**Short problem:** Below is a block of records; repeat each one exactly.

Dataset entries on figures
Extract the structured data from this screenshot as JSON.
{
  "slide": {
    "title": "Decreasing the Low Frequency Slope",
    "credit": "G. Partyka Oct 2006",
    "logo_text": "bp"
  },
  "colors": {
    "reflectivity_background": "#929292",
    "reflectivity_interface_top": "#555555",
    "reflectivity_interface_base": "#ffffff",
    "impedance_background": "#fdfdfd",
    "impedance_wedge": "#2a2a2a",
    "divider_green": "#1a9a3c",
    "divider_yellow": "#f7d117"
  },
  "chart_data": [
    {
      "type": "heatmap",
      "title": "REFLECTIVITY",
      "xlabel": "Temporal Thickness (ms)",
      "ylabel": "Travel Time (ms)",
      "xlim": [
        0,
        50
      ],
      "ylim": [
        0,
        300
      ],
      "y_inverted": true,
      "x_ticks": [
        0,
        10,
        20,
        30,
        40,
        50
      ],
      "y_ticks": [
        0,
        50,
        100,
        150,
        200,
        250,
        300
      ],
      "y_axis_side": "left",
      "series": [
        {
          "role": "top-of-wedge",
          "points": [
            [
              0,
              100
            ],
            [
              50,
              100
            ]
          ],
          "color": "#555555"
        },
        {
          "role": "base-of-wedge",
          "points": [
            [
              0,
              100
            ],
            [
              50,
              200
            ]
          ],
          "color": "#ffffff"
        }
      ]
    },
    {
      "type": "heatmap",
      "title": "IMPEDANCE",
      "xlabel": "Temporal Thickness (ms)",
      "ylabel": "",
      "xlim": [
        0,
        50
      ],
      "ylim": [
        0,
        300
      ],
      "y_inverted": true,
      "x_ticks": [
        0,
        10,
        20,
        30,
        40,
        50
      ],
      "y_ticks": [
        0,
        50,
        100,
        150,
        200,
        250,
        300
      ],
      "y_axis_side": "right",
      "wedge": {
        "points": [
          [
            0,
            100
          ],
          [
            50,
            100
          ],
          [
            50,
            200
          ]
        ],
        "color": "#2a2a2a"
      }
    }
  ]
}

**Written answer:**
Extract the structured data from this screenshot as JSON.
{
  "slide": {
    "title": "Decreasing the Low Frequency Slope",
    "credit": "G. Partyka Oct 2006",
    "logo_text": "bp"
  },
  "colors": {
    "reflectivity_background": "#929292",
    "reflectivity_interface_top": "#555555",
    "reflectivity_interface_base": "#ffffff",
    "impedance_background": "#fdfdfd",
    "impedance_wedge": "#2a2a2a",
    "divider_green": "#1a9a3c",
    "divider_yellow": "#f7d117"
  },
  "chart_data": [
    {
      "type": "heatmap",
      "title": "REFLECTIVITY",
      "xlabel": "Temporal Thickness (ms)",
      "ylabel": "Travel Time (ms)",
      "xlim": [
        0,
        50
      ],
      "ylim": [
        0,
        300
      ],
      "y_inverted": true,
      "x_ticks": [
        0,
        10,
        20,
        30,
        40,
        50
      ],
      "y_ticks": [
        0,
        50,
        100,
        150,
        200,
        250,
        300
      ],
      "y_axis_side": "left",
      "series": [
        {
          "role": "top-of-wedge",
          "points": [
            [
              0,
              100
            ],
            [
              50,
              100
            ]
          ],
          "color": "#555555"
        },
        {
          "role": "base-of-wedge",
          "points": [
            [
              0,
              100
            ],
            [
              50,
              200
            ]
          ],
          "color": "#ffffff"
        }
      ]
    },
    {
      "type": "heatmap",
      "title": "IMPEDANCE",
      "xlabel": "Temporal Thickness (ms)",
      "ylabel": "",
      "xlim": [
        0,
        50
      ],
      "ylim": [
        0,
        300
      ],
      "y_inverted": true,
      "x_ticks": [
        0,
        10,
        20,
        30,
        40,
        50
      ],
      "y_ticks": [
        0,
        50,
        100,
        150,
        200,
        250,
        300
      ],
      "y_axis_side": "right",
      "wedge": {
        "points": [
          [
            0,
            100
          ],
          [
            50,
            100
          ],
          [
            50,
            200
          ]
        ],
        "color": "#2a2a2a"
      }
    }
  ]
}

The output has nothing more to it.